### Extracted data
- - - - - - -

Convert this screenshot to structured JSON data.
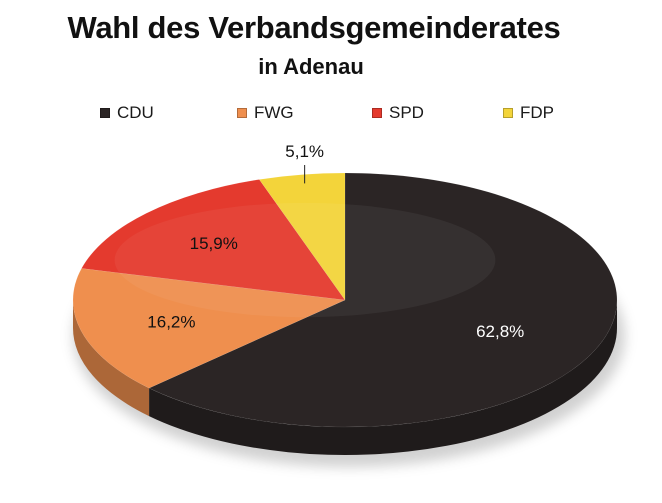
{
  "chart_data": {
    "type": "pie",
    "title": "Wahl des Verbandsgemeinderates",
    "subtitle": "in Adenau",
    "categories": [
      "CDU",
      "FWG",
      "SPD",
      "FDP"
    ],
    "values": [
      62.8,
      16.2,
      15.9,
      5.1
    ],
    "value_labels": [
      "62,8%",
      "16,2%",
      "15,9%",
      "5,1%"
    ],
    "colors": [
      "#2b2525",
      "#ef8f4e",
      "#e43a2e",
      "#f3d43a"
    ],
    "legend_position": "top",
    "style": "3d"
  }
}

- - - - - - -

### Goal
Restate the entire listing word for word, excluding pictures.

### Exercise response
Convert this screenshot to structured JSON data.
{
  "chart_data": {
    "type": "pie",
    "title": "Wahl des Verbandsgemeinderates",
    "subtitle": "in Adenau",
    "categories": [
      "CDU",
      "FWG",
      "SPD",
      "FDP"
    ],
    "values": [
      62.8,
      16.2,
      15.9,
      5.1
    ],
    "value_labels": [
      "62,8%",
      "16,2%",
      "15,9%",
      "5,1%"
    ],
    "colors": [
      "#2b2525",
      "#ef8f4e",
      "#e43a2e",
      "#f3d43a"
    ],
    "legend_position": "top",
    "style": "3d"
  }
}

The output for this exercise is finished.